TASKS TO COMPLETE
1/ Answer these three questions using the Margie Neal passage:
(a) In what year was Neal elected to the Texas State Senate?
(b) Which Governor of Texas came to speak in Carthage?
(c) Which college did Neal attend?
2/ Copy the Margie Neal passage word for word from "Margie Elizabeth Neal (April" up to and including "did not graduate.".

PASSAGE PROVIDED
╭──
- Born: Margie Elizabeth Neal April 20, 1875 Clayton, Texas, US
- Died: December 19, 1971 (aged 96) Carthage, Texas, US
- Occupations: Journalist, Politician

= Margie Neal =

American journalist and politician

Margie Elizabeth Neal (April 20, 1875 – December 19, 1971) was a Texas journalist and politician. She was the first woman elected to the Texas State Senate, in 1926.

==Early life and education==
Neal was born near Clayton, Texas, and was the daughter of William Lafayette and Martha (Gholston) Neal, who had both come to Texas from Georgia in search of better opportunities. Second of four children, she lived in nearby Carthage for much of her life. It was in Carthage that she had her first encounter with state politics, when Governor of Texas John Ireland came to speak in 1885 or 1886; she would later speak of the impression which his visit had made on her. She attended Sam Houston State Teachers College, but did not graduate.
╰──
DATASET EXCERPTS
╭──
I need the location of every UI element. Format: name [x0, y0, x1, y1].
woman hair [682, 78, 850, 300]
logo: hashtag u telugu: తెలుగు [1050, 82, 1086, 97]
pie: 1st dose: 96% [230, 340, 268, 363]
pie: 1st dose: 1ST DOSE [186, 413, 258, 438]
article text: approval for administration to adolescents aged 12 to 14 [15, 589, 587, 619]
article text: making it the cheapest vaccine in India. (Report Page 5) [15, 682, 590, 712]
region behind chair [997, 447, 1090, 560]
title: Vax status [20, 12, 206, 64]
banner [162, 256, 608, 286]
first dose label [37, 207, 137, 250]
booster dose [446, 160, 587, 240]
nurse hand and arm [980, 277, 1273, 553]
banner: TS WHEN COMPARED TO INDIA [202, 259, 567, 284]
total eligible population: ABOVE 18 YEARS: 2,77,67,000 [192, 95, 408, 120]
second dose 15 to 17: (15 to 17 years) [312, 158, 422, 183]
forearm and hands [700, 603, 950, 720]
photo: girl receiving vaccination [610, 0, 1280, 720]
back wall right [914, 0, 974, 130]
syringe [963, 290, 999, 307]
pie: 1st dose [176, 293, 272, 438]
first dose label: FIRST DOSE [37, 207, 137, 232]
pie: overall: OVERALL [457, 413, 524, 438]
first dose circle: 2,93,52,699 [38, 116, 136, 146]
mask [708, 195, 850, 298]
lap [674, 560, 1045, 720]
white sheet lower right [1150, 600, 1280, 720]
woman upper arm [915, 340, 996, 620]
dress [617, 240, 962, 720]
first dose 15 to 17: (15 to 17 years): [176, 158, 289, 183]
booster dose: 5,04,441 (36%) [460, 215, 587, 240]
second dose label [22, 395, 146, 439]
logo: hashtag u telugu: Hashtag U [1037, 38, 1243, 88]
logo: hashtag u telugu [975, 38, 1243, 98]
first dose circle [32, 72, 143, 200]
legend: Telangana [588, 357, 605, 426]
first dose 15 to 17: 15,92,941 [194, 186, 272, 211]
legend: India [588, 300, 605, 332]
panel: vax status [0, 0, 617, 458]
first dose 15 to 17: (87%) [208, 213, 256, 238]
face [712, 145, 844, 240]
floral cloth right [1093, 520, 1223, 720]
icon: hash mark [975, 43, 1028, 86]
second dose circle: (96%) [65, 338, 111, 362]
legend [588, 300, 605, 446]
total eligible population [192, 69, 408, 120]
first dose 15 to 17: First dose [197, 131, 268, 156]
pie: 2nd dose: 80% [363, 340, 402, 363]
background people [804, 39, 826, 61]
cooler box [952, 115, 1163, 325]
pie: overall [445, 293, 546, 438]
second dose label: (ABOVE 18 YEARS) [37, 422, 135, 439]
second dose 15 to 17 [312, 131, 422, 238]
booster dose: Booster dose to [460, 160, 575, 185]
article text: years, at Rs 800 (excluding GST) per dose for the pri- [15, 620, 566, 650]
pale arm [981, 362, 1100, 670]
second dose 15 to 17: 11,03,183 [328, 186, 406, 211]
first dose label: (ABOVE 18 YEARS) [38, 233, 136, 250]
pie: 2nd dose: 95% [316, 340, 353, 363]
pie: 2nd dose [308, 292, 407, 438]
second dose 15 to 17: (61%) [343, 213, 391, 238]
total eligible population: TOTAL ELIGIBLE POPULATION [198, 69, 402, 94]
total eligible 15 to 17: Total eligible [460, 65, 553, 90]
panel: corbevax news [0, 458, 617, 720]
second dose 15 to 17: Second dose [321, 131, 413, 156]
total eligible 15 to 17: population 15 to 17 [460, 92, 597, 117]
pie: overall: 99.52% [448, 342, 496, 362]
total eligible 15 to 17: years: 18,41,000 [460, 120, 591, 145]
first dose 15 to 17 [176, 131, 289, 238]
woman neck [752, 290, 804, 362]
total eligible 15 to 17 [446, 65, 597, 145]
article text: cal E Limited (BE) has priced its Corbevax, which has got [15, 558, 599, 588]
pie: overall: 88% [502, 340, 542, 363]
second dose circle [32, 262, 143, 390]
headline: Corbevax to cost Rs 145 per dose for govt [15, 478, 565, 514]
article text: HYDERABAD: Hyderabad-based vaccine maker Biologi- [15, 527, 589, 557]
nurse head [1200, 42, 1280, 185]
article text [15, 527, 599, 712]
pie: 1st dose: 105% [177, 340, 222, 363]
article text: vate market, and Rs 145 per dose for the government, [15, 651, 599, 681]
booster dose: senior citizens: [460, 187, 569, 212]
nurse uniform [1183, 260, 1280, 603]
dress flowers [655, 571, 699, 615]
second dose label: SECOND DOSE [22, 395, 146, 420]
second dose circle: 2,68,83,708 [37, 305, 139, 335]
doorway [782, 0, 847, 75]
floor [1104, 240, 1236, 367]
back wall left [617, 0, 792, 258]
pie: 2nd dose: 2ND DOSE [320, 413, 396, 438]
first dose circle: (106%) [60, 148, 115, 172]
╰──
COMPLETED EXERCISE
1/
(a) 1926
(b) John Ireland
(c) Sam Houston State Teachers College

2/
Margie Elizabeth Neal (April 20, 1875 – December 19, 1971) was a Texas journalist and politician. She was the first woman elected to the Texas State Senate, in 1926.

==Early life and education==
Neal was born near Clayton, Texas, and was the daughter of William Lafayette and Martha (Gholston) Neal, who had both come to Texas from Georgia in search of better opportunities. Second of four children, she lived in nearby Carthage for much of her life. It was in Carthage that she had her first encounter with state politics, when Governor of Texas John Ireland came to speak in 1885 or 1886; she would later speak of the impression which his visit had made on her. She attended Sam Houston State Teachers College, but did not graduate.